* _DATA ENTRIES_:
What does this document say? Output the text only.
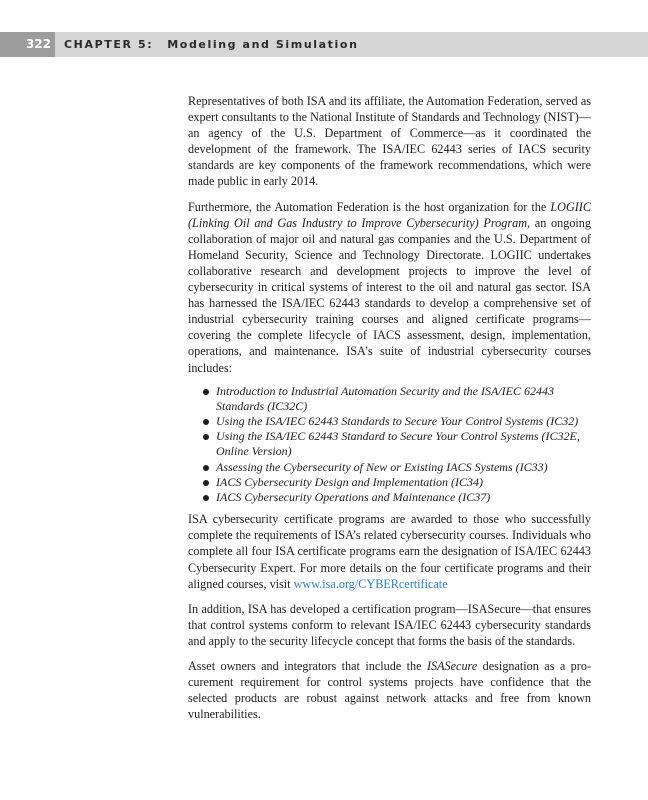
322	CHAPTER 5: Modeling and Simulation

Representatives of both ISA and its affiliate, the Automation Federation, served as expert consultants to the National Institute of Standards and Technology (NIST)—an agency of the U.S. Department of Commerce—as it coordinated the development of the framework. The ISA/IEC 62443 series of IACS security standards are key components of the framework recommendations, which were made public in early 2014.

Furthermore, the Automation Federation is the host organization for the LOGIIC (Linking Oil and Gas Industry to Improve Cybersecurity) Program, an ongoing collaboration of major oil and natural gas companies and the U.S. Department of Homeland Security, Science and Technology Directorate. LOGIIC undertakes collaborative research and development projects to improve the level of cybersecurity in critical systems of interest to the oil and natural gas sector. ISA has harnessed the ISA/IEC 62443 standards to develop a comprehensive set of industrial cybersecurity training courses and aligned certificate programs—covering the complete lifecycle of IACS assessment, design, implementation, operations, and maintenance. ISA’s suite of industrial cybersecurity courses includes:

Introduction to Industrial Automation Security and the ISA/IEC 62443 Standards (IC32C)
Using the ISA/IEC 62443 Standards to Secure Your Control Systems (IC32)
Using the ISA/IEC 62443 Standard to Secure Your Control Systems (IC32E, Online Version)
Assessing the Cybersecurity of New or Existing IACS Systems (IC33)
IACS Cybersecurity Design and Implementation (IC34)
IACS Cybersecurity Operations and Maintenance (IC37)

ISA cybersecurity certificate programs are awarded to those who successfully complete the requirements of ISA’s related cybersecurity courses. Individuals who complete all four ISA certificate programs earn the designation of ISA/IEC 62443 Cybersecurity Expert. For more details on the four certificate programs and their aligned courses, visit www.isa.org/CYBERcertificate

In addition, ISA has developed a certification program—ISASecure—that ensures that control systems conform to relevant ISA/IEC 62443 cybersecurity standards and apply to the security lifecycle concept that forms the basis of the standards.

Asset owners and integrators that include the ISASecure designation as a procurement requirement for control systems projects have confidence that the selected products are robust against network attacks and free from known vulnerabilities.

* _THE REQUEST_:
Print each entry shown above with exact wording and no pictures.

* _OUTPUT BELOW_:
What does this document say? Output the text only.
322	CHAPTER 5: Modeling and Simulation

Representatives of both ISA and its affiliate, the Automation Federation, served as expert consultants to the National Institute of Standards and Technology (NIST)—an agency of the U.S. Department of Commerce—as it coordinated the development of the framework. The ISA/IEC 62443 series of IACS security standards are key components of the framework recommendations, which were made public in early 2014.

Furthermore, the Automation Federation is the host organization for the LOGIIC (Linking Oil and Gas Industry to Improve Cybersecurity) Program, an ongoing collaboration of major oil and natural gas companies and the U.S. Department of Homeland Security, Science and Technology Directorate. LOGIIC undertakes collaborative research and development projects to improve the level of cybersecurity in critical systems of interest to the oil and natural gas sector. ISA has harnessed the ISA/IEC 62443 standards to develop a comprehensive set of industrial cybersecurity training courses and aligned certificate programs—covering the complete lifecycle of IACS assessment, design, implementation, operations, and maintenance. ISA’s suite of industrial cybersecurity courses includes:

Introduction to Industrial Automation Security and the ISA/IEC 62443 Standards (IC32C)
Using the ISA/IEC 62443 Standards to Secure Your Control Systems (IC32)
Using the ISA/IEC 62443 Standard to Secure Your Control Systems (IC32E, Online Version)
Assessing the Cybersecurity of New or Existing IACS Systems (IC33)
IACS Cybersecurity Design and Implementation (IC34)
IACS Cybersecurity Operations and Maintenance (IC37)

ISA cybersecurity certificate programs are awarded to those who successfully complete the requirements of ISA’s related cybersecurity courses. Individuals who complete all four ISA certificate programs earn the designation of ISA/IEC 62443 Cybersecurity Expert. For more details on the four certificate programs and their aligned courses, visit www.isa.org/CYBERcertificate

In addition, ISA has developed a certification program—ISASecure—that ensures that control systems conform to relevant ISA/IEC 62443 cybersecurity standards and apply to the security lifecycle concept that forms the basis of the standards.

Asset owners and integrators that include the ISASecure designation as a procurement requirement for control systems projects have confidence that the selected products are robust against network attacks and free from known vulnerabilities.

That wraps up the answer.